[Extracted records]
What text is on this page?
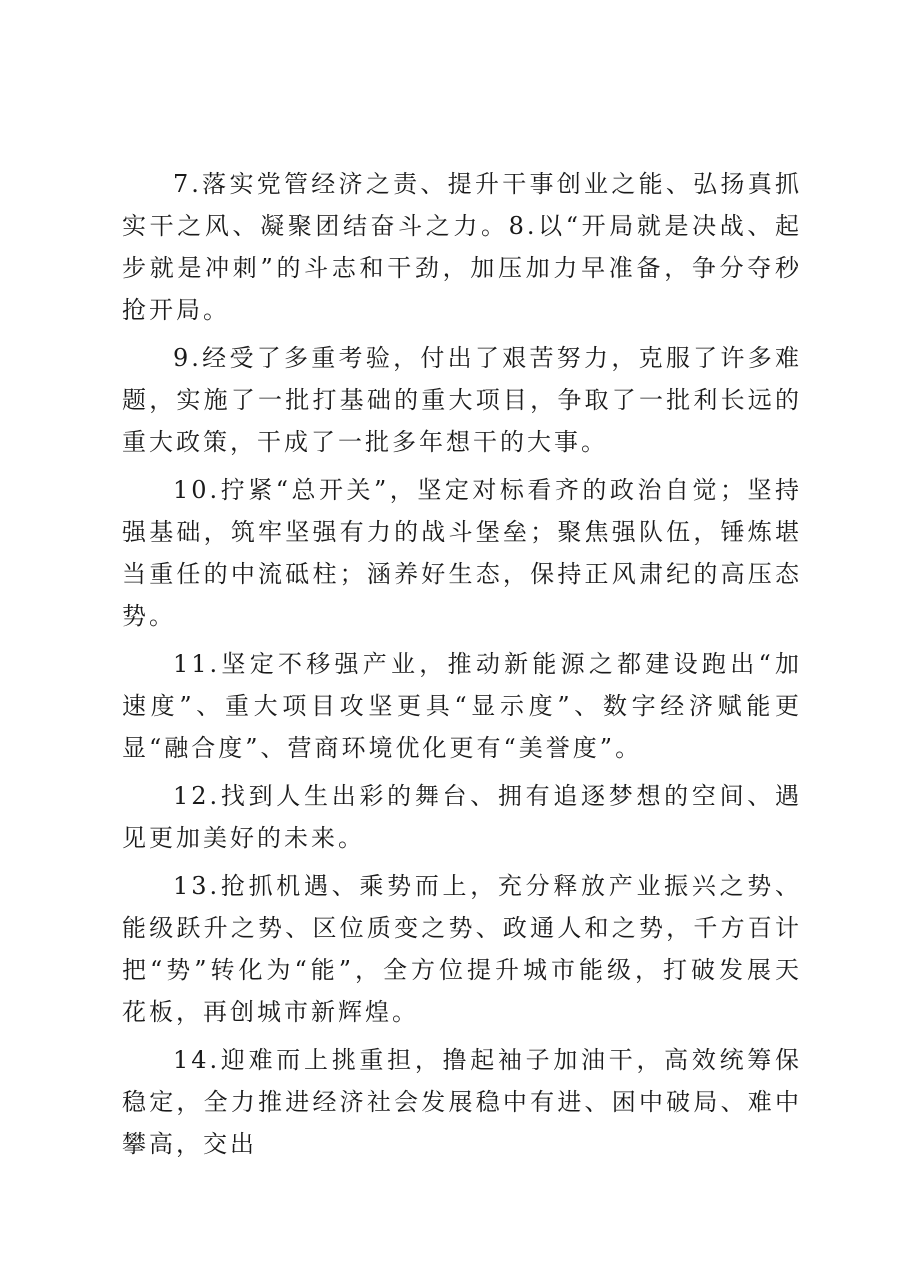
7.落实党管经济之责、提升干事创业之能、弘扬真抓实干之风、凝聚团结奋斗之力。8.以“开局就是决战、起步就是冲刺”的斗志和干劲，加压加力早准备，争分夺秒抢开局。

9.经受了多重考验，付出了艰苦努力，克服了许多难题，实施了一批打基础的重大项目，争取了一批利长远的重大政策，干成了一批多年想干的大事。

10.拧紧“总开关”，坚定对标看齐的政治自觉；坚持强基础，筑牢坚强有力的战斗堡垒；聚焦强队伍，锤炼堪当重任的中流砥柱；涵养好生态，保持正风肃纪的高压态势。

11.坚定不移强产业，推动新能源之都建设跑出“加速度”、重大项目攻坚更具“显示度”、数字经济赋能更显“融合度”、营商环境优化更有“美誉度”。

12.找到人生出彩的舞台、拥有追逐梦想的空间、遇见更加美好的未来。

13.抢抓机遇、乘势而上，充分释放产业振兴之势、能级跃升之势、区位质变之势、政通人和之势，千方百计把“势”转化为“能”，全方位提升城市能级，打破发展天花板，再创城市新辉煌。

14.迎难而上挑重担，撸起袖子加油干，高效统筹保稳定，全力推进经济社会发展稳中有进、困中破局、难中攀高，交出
...
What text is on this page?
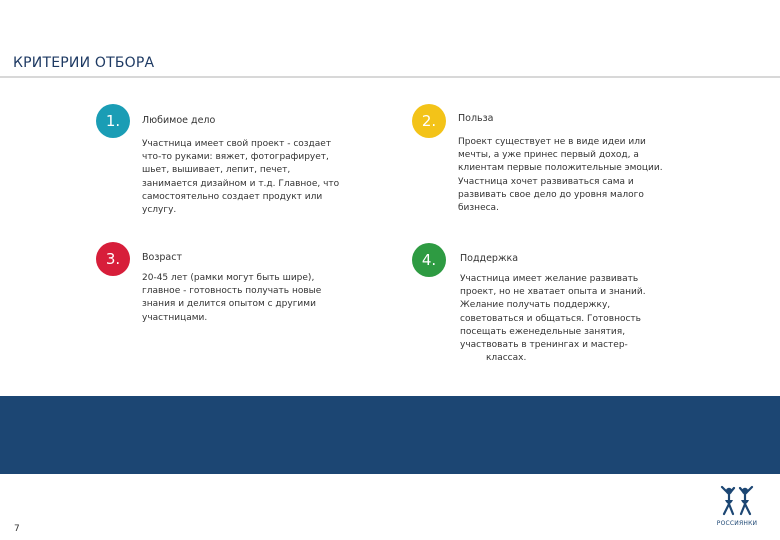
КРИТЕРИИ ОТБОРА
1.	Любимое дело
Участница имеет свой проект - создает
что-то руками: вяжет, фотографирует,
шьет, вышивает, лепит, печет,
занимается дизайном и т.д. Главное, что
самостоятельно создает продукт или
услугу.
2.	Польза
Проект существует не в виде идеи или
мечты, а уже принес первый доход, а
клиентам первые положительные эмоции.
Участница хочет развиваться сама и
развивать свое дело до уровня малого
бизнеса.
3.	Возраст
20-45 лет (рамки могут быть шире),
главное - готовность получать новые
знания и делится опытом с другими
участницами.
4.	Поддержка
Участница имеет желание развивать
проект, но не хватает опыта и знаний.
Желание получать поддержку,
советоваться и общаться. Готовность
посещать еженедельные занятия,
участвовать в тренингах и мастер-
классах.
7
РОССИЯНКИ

- Exercise requirements: Extract from the material all lines containing the string "имеет".

- Written response:
Участница имеет свой проект - создает
Участница имеет желание развивать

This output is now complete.